* [EXERCISE PROMPT]
Restate the full listing word for word and leave the pictures out.

━━━━━ PROVIDED ENTRIES

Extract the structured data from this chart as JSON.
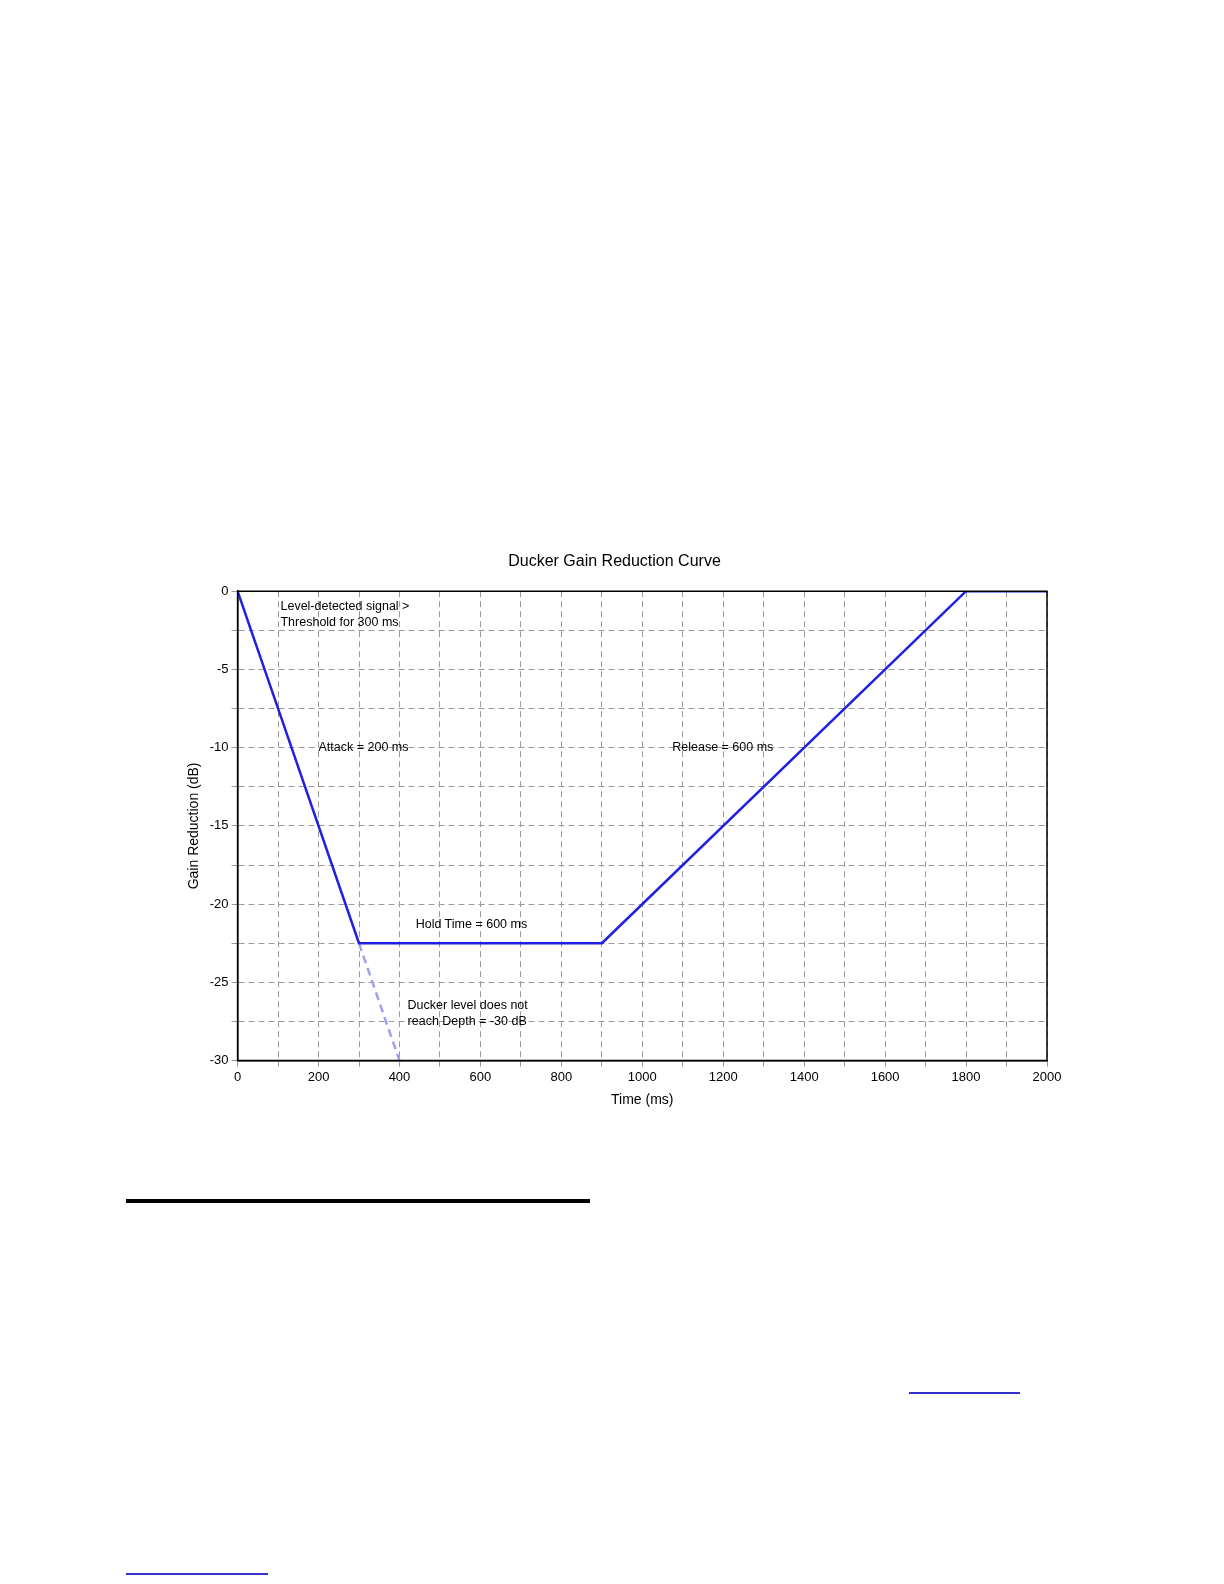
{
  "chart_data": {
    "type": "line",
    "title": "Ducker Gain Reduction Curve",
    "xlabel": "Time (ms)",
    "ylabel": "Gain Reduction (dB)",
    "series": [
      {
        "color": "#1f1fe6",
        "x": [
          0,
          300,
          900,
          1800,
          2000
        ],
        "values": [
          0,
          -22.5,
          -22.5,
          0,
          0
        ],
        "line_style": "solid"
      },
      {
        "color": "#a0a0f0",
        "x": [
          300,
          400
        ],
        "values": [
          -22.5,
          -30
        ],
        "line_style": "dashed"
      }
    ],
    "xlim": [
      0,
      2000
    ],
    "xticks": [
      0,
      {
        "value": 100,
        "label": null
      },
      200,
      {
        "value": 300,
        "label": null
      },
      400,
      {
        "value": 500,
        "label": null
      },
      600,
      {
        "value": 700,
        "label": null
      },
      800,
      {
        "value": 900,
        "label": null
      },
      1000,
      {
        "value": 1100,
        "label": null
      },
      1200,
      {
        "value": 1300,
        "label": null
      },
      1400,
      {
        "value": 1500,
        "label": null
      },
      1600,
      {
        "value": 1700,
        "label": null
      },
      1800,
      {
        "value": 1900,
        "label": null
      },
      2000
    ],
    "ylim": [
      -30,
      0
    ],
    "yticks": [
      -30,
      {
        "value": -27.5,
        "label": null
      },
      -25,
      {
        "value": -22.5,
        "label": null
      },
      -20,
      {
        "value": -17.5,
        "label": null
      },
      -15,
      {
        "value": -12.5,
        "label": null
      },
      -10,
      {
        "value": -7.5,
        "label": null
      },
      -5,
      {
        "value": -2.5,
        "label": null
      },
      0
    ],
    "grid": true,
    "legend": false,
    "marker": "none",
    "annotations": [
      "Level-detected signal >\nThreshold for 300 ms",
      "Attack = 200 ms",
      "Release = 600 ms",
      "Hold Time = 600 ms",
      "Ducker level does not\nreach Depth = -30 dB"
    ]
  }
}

━━━━━━━━━━

* [WORKED ANSWER]
Extract the structured data from this chart as JSON.
{
  "chart_data": {
    "type": "line",
    "title": "Ducker Gain Reduction Curve",
    "xlabel": "Time (ms)",
    "ylabel": "Gain Reduction (dB)",
    "series": [
      {
        "color": "#1f1fe6",
        "x": [
          0,
          300,
          900,
          1800,
          2000
        ],
        "values": [
          0,
          -22.5,
          -22.5,
          0,
          0
        ],
        "line_style": "solid"
      },
      {
        "color": "#a0a0f0",
        "x": [
          300,
          400
        ],
        "values": [
          -22.5,
          -30
        ],
        "line_style": "dashed"
      }
    ],
    "xlim": [
      0,
      2000
    ],
    "xticks": [
      0,
      {
        "value": 100,
        "label": null
      },
      200,
      {
        "value": 300,
        "label": null
      },
      400,
      {
        "value": 500,
        "label": null
      },
      600,
      {
        "value": 700,
        "label": null
      },
      800,
      {
        "value": 900,
        "label": null
      },
      1000,
      {
        "value": 1100,
        "label": null
      },
      1200,
      {
        "value": 1300,
        "label": null
      },
      1400,
      {
        "value": 1500,
        "label": null
      },
      1600,
      {
        "value": 1700,
        "label": null
      },
      1800,
      {
        "value": 1900,
        "label": null
      },
      2000
    ],
    "ylim": [
      -30,
      0
    ],
    "yticks": [
      -30,
      {
        "value": -27.5,
        "label": null
      },
      -25,
      {
        "value": -22.5,
        "label": null
      },
      -20,
      {
        "value": -17.5,
        "label": null
      },
      -15,
      {
        "value": -12.5,
        "label": null
      },
      -10,
      {
        "value": -7.5,
        "label": null
      },
      -5,
      {
        "value": -2.5,
        "label": null
      },
      0
    ],
    "grid": true,
    "legend": false,
    "marker": "none",
    "annotations": [
      "Level-detected signal >\nThreshold for 300 ms",
      "Attack = 200 ms",
      "Release = 600 ms",
      "Hold Time = 600 ms",
      "Ducker level does not\nreach Depth = -30 dB"
    ]
  }
}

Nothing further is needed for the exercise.